[Start Supplied information]
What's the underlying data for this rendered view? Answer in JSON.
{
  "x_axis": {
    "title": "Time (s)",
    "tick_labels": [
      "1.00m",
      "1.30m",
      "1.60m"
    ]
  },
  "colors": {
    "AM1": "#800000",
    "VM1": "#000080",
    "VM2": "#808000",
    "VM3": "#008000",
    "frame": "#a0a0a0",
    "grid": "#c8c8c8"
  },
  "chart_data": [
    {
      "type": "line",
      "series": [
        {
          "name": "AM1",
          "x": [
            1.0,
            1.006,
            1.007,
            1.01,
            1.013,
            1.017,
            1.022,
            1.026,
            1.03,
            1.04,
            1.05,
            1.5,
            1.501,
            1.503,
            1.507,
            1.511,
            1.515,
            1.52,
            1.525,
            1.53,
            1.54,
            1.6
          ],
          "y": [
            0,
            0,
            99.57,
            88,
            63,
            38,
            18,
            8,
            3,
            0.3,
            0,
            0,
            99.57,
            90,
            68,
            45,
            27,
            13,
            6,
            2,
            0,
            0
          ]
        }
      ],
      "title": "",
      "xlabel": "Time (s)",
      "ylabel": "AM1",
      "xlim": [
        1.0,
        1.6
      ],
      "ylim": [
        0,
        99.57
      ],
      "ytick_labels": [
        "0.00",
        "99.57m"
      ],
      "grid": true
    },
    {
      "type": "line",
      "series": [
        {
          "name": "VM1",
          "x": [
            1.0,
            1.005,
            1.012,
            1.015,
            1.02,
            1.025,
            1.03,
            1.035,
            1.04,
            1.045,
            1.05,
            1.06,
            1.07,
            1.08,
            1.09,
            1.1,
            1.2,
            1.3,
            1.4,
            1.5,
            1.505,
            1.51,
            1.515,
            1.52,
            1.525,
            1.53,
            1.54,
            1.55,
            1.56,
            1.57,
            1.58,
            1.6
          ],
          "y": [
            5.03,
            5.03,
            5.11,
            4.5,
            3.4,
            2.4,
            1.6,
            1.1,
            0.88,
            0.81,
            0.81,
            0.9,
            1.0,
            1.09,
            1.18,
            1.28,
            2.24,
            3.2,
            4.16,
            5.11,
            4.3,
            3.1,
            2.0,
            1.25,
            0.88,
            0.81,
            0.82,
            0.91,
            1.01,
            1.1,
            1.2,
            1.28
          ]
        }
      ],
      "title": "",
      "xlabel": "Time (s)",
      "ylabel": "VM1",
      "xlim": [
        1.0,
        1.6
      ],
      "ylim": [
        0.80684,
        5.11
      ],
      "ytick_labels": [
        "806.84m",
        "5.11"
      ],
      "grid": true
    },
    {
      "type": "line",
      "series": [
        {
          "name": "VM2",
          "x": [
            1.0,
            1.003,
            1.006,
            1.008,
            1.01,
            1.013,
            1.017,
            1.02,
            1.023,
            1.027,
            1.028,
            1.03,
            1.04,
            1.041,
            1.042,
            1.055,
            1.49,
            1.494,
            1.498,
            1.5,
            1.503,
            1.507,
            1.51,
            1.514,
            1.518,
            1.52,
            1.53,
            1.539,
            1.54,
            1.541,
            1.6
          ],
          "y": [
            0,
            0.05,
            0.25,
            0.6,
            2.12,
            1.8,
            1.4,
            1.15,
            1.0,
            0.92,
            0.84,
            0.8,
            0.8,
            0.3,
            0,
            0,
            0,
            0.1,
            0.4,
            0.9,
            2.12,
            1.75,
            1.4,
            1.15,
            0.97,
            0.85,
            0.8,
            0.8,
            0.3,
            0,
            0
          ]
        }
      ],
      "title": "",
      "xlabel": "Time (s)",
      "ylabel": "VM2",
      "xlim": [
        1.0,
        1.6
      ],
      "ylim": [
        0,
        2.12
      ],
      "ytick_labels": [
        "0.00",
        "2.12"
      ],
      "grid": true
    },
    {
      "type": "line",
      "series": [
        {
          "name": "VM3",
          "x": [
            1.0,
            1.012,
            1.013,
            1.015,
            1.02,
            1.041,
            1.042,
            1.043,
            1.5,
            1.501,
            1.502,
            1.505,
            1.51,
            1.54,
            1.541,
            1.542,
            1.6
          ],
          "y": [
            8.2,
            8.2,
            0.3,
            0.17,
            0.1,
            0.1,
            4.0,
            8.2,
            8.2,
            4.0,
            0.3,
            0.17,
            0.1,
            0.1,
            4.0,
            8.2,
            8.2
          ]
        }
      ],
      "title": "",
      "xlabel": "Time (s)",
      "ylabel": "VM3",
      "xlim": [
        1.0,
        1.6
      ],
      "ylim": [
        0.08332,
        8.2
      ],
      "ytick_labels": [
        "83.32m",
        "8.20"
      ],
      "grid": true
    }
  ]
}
[End Supplied information]
● **Exercise**
Please quote the records above exactly, without skipping a line.

● **Result**
What's the underlying data for this rendered view? Answer in JSON.
{
  "x_axis": {
    "title": "Time (s)",
    "tick_labels": [
      "1.00m",
      "1.30m",
      "1.60m"
    ]
  },
  "colors": {
    "AM1": "#800000",
    "VM1": "#000080",
    "VM2": "#808000",
    "VM3": "#008000",
    "frame": "#a0a0a0",
    "grid": "#c8c8c8"
  },
  "chart_data": [
    {
      "type": "line",
      "series": [
        {
          "name": "AM1",
          "x": [
            1.0,
            1.006,
            1.007,
            1.01,
            1.013,
            1.017,
            1.022,
            1.026,
            1.03,
            1.04,
            1.05,
            1.5,
            1.501,
            1.503,
            1.507,
            1.511,
            1.515,
            1.52,
            1.525,
            1.53,
            1.54,
            1.6
          ],
          "y": [
            0,
            0,
            99.57,
            88,
            63,
            38,
            18,
            8,
            3,
            0.3,
            0,
            0,
            99.57,
            90,
            68,
            45,
            27,
            13,
            6,
            2,
            0,
            0
          ]
        }
      ],
      "title": "",
      "xlabel": "Time (s)",
      "ylabel": "AM1",
      "xlim": [
        1.0,
        1.6
      ],
      "ylim": [
        0,
        99.57
      ],
      "ytick_labels": [
        "0.00",
        "99.57m"
      ],
      "grid": true
    },
    {
      "type": "line",
      "series": [
        {
          "name": "VM1",
          "x": [
            1.0,
            1.005,
            1.012,
            1.015,
            1.02,
            1.025,
            1.03,
            1.035,
            1.04,
            1.045,
            1.05,
            1.06,
            1.07,
            1.08,
            1.09,
            1.1,
            1.2,
            1.3,
            1.4,
            1.5,
            1.505,
            1.51,
            1.515,
            1.52,
            1.525,
            1.53,
            1.54,
            1.55,
            1.56,
            1.57,
            1.58,
            1.6
          ],
          "y": [
            5.03,
            5.03,
            5.11,
            4.5,
            3.4,
            2.4,
            1.6,
            1.1,
            0.88,
            0.81,
            0.81,
            0.9,
            1.0,
            1.09,
            1.18,
            1.28,
            2.24,
            3.2,
            4.16,
            5.11,
            4.3,
            3.1,
            2.0,
            1.25,
            0.88,
            0.81,
            0.82,
            0.91,
            1.01,
            1.1,
            1.2,
            1.28
          ]
        }
      ],
      "title": "",
      "xlabel": "Time (s)",
      "ylabel": "VM1",
      "xlim": [
        1.0,
        1.6
      ],
      "ylim": [
        0.80684,
        5.11
      ],
      "ytick_labels": [
        "806.84m",
        "5.11"
      ],
      "grid": true
    },
    {
      "type": "line",
      "series": [
        {
          "name": "VM2",
          "x": [
            1.0,
            1.003,
            1.006,
            1.008,
            1.01,
            1.013,
            1.017,
            1.02,
            1.023,
            1.027,
            1.028,
            1.03,
            1.04,
            1.041,
            1.042,
            1.055,
            1.49,
            1.494,
            1.498,
            1.5,
            1.503,
            1.507,
            1.51,
            1.514,
            1.518,
            1.52,
            1.53,
            1.539,
            1.54,
            1.541,
            1.6
          ],
          "y": [
            0,
            0.05,
            0.25,
            0.6,
            2.12,
            1.8,
            1.4,
            1.15,
            1.0,
            0.92,
            0.84,
            0.8,
            0.8,
            0.3,
            0,
            0,
            0,
            0.1,
            0.4,
            0.9,
            2.12,
            1.75,
            1.4,
            1.15,
            0.97,
            0.85,
            0.8,
            0.8,
            0.3,
            0,
            0
          ]
        }
      ],
      "title": "",
      "xlabel": "Time (s)",
      "ylabel": "VM2",
      "xlim": [
        1.0,
        1.6
      ],
      "ylim": [
        0,
        2.12
      ],
      "ytick_labels": [
        "0.00",
        "2.12"
      ],
      "grid": true
    },
    {
      "type": "line",
      "series": [
        {
          "name": "VM3",
          "x": [
            1.0,
            1.012,
            1.013,
            1.015,
            1.02,
            1.041,
            1.042,
            1.043,
            1.5,
            1.501,
            1.502,
            1.505,
            1.51,
            1.54,
            1.541,
            1.542,
            1.6
          ],
          "y": [
            8.2,
            8.2,
            0.3,
            0.17,
            0.1,
            0.1,
            4.0,
            8.2,
            8.2,
            4.0,
            0.3,
            0.17,
            0.1,
            0.1,
            4.0,
            8.2,
            8.2
          ]
        }
      ],
      "title": "",
      "xlabel": "Time (s)",
      "ylabel": "VM3",
      "xlim": [
        1.0,
        1.6
      ],
      "ylim": [
        0.08332,
        8.2
      ],
      "ytick_labels": [
        "83.32m",
        "8.20"
      ],
      "grid": true
    }
  ]
}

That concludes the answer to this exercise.